>> start

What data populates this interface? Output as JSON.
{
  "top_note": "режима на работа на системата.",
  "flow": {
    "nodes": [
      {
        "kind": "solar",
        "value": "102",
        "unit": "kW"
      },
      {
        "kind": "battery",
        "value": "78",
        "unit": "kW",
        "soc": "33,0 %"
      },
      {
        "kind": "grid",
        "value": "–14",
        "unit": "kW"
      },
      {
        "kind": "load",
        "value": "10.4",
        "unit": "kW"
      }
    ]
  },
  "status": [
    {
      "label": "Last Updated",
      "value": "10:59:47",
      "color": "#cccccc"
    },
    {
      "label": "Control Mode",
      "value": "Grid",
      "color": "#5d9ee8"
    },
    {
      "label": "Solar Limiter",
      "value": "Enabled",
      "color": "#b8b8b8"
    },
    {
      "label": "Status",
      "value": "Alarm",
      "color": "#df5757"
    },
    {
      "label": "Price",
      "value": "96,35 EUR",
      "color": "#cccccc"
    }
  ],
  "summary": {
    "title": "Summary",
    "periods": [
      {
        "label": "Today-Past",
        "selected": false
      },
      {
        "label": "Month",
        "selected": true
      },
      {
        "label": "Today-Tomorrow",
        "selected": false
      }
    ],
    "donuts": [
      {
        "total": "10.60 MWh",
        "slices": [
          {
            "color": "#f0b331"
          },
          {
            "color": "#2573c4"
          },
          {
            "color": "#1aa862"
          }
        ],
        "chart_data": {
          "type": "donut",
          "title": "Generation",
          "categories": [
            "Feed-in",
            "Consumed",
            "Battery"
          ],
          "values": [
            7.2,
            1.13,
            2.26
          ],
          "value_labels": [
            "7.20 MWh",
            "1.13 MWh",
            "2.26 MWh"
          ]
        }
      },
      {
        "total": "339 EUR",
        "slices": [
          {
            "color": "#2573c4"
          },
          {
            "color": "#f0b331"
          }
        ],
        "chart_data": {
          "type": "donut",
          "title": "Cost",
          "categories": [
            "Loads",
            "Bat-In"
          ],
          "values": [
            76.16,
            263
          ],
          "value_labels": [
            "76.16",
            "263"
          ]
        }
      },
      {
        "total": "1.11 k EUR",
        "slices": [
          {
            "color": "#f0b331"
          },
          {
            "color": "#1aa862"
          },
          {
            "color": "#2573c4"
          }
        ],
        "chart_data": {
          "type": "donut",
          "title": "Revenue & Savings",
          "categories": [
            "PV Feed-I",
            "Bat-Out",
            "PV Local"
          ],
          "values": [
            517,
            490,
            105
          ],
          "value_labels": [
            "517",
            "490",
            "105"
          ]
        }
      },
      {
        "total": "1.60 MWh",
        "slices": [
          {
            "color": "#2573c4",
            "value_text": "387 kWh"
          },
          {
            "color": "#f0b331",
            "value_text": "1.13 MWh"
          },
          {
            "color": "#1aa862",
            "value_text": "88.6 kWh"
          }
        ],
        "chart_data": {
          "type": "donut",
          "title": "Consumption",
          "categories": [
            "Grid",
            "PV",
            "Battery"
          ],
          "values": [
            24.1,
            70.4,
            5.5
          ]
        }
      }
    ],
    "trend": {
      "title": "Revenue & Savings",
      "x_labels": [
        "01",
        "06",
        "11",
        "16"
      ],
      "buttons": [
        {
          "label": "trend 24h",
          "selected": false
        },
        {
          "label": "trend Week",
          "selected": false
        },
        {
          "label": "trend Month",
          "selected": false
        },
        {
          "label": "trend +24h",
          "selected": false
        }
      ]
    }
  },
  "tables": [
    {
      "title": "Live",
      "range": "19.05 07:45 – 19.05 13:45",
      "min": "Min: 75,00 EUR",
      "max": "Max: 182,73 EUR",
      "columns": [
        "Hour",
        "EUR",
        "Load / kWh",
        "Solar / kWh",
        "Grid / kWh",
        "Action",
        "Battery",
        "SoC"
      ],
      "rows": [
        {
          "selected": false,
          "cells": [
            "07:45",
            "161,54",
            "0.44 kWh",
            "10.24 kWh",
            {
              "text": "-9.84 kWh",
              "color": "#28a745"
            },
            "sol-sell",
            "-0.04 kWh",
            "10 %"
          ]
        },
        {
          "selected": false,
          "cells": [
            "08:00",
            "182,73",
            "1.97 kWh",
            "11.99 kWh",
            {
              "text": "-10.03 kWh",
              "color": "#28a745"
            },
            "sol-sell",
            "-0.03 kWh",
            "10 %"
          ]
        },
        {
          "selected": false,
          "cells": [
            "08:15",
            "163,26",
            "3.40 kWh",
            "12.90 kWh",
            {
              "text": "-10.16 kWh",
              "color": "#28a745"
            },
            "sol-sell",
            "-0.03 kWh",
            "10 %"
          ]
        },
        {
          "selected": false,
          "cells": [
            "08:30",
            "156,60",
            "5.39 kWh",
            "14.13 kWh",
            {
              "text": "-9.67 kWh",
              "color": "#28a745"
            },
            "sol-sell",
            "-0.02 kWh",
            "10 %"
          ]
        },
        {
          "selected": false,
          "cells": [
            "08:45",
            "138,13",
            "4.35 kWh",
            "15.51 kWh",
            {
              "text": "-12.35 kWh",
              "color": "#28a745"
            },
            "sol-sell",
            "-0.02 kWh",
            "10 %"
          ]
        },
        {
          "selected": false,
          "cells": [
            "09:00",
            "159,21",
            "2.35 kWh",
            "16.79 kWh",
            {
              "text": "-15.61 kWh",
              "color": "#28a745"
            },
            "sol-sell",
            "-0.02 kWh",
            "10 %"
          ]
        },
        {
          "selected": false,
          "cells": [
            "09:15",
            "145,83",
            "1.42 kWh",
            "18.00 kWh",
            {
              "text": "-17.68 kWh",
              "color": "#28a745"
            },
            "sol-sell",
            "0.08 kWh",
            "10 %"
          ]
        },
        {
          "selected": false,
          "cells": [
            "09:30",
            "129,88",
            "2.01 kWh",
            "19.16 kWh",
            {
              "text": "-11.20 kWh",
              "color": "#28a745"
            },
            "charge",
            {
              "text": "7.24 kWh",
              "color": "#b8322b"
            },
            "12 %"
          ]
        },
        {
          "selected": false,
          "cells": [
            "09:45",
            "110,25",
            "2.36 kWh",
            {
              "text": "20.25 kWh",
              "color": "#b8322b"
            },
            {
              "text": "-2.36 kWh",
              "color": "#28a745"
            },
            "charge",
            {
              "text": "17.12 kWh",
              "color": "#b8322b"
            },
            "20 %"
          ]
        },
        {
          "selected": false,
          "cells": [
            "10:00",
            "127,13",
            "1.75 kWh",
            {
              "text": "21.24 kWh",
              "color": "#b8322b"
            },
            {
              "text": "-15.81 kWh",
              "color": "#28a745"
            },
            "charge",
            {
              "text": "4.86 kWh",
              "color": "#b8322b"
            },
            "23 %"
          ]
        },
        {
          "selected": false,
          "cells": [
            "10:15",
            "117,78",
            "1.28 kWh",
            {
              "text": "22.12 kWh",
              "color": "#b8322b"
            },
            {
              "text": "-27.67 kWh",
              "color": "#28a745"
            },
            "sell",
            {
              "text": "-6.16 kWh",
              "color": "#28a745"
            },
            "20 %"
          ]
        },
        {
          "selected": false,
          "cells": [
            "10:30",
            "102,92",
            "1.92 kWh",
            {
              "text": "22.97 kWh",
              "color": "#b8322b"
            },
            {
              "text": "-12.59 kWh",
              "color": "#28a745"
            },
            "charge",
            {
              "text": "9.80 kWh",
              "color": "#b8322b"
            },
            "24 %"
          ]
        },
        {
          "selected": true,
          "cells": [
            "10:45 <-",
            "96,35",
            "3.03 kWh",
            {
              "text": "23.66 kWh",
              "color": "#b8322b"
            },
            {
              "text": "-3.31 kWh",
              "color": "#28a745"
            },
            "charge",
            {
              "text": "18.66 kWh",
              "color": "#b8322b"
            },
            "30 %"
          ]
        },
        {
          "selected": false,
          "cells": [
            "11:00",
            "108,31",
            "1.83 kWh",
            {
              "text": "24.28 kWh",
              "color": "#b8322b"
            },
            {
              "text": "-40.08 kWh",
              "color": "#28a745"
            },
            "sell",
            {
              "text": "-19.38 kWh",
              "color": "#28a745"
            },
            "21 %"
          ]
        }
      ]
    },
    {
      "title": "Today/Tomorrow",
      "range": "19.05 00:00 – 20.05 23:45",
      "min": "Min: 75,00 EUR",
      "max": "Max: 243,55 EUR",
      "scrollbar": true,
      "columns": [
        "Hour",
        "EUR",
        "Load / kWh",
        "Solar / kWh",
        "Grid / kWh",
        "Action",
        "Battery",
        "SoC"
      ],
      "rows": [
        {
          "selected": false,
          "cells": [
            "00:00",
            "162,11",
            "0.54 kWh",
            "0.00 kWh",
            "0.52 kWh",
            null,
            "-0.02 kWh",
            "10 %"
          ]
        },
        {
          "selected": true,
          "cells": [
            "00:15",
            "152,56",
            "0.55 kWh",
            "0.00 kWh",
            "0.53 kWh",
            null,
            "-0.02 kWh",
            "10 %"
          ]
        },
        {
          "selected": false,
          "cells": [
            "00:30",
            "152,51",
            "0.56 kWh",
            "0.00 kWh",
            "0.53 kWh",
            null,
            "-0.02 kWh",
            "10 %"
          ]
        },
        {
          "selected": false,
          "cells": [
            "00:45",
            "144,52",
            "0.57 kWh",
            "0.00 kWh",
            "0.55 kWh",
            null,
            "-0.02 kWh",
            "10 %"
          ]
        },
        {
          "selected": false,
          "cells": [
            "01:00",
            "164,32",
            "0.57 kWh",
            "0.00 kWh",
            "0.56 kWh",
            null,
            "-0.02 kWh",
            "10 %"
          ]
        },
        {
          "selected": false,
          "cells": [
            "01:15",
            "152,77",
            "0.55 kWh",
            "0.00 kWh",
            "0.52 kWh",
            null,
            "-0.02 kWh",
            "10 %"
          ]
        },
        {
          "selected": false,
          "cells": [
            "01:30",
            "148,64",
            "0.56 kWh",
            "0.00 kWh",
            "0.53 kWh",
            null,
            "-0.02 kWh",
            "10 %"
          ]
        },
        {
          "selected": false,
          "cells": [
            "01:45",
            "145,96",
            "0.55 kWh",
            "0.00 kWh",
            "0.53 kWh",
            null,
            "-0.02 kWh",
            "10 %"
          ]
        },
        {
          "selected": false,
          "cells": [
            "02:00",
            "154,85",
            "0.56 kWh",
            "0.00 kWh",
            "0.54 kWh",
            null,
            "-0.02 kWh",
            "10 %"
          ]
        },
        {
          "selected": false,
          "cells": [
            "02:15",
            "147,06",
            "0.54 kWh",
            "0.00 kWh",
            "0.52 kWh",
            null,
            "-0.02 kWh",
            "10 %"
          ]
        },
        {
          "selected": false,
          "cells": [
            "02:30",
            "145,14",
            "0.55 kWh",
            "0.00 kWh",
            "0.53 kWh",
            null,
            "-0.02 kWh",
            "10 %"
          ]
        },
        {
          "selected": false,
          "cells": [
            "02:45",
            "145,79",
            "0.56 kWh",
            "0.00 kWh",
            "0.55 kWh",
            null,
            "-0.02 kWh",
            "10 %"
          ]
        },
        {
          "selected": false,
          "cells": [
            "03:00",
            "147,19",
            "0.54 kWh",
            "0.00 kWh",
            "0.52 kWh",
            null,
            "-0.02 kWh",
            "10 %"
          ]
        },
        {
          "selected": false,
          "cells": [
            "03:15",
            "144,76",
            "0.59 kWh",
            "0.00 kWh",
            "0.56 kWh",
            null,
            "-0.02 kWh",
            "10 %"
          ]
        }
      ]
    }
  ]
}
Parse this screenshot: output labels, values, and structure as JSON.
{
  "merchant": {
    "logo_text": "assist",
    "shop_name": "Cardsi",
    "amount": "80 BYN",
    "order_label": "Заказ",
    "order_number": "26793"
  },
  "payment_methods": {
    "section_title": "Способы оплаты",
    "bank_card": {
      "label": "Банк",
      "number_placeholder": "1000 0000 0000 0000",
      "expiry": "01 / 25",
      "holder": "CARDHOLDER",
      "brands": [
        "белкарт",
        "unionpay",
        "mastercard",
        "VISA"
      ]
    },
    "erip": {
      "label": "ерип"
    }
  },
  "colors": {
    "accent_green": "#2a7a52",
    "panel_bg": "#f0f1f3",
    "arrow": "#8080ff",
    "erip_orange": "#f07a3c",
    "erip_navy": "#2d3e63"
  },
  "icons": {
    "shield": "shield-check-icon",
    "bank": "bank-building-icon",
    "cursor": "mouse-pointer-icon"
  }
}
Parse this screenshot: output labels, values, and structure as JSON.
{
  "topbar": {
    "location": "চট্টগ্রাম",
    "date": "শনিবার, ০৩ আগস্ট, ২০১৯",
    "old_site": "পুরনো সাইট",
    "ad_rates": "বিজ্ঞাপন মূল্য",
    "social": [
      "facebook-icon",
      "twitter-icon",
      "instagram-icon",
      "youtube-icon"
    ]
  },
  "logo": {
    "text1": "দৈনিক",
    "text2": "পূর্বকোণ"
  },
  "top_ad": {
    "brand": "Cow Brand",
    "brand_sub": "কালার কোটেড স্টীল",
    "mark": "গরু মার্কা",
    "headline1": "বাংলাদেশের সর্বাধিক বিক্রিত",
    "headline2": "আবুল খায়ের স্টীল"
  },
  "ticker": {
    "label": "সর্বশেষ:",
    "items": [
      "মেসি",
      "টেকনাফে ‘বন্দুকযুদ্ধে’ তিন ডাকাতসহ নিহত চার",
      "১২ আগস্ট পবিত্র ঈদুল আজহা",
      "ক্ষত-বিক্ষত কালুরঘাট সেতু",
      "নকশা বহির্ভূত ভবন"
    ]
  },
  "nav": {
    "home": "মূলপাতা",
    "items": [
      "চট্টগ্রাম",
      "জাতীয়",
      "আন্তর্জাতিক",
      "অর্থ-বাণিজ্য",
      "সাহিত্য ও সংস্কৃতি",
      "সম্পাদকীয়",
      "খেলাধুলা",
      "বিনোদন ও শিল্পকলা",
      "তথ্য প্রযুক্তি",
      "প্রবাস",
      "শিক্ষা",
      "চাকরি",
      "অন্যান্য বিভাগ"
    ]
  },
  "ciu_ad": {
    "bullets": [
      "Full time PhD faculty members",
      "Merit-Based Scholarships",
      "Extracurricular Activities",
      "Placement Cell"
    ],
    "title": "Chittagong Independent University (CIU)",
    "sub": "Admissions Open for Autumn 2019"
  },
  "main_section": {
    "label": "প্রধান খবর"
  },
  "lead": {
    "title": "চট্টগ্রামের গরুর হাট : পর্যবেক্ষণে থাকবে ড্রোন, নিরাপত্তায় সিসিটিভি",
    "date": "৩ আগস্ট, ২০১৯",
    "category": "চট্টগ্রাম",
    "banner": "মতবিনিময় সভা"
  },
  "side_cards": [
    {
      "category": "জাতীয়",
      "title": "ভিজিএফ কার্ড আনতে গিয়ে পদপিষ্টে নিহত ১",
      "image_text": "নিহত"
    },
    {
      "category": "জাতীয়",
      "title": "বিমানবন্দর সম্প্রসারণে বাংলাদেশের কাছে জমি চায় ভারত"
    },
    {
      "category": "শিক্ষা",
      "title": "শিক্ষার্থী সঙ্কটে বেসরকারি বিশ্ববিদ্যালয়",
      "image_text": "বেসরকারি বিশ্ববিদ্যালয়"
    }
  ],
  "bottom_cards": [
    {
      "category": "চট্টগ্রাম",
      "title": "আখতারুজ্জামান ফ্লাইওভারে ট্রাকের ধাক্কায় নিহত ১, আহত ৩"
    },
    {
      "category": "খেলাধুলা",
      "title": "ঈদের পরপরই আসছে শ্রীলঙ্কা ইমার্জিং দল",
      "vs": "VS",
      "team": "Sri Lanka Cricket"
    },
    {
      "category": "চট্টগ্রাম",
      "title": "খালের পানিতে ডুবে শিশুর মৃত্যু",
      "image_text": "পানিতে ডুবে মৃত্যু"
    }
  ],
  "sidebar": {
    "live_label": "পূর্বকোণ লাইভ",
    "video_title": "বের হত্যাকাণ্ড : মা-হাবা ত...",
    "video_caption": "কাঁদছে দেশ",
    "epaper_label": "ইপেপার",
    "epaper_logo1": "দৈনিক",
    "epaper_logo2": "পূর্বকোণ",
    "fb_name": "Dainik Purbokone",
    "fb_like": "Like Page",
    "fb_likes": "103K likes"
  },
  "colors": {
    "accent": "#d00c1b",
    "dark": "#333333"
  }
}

>> end

**Problem statement:** How many lines in the records above contain the word "kind"? Reply with the number and nothing more.

**Task answer:** 4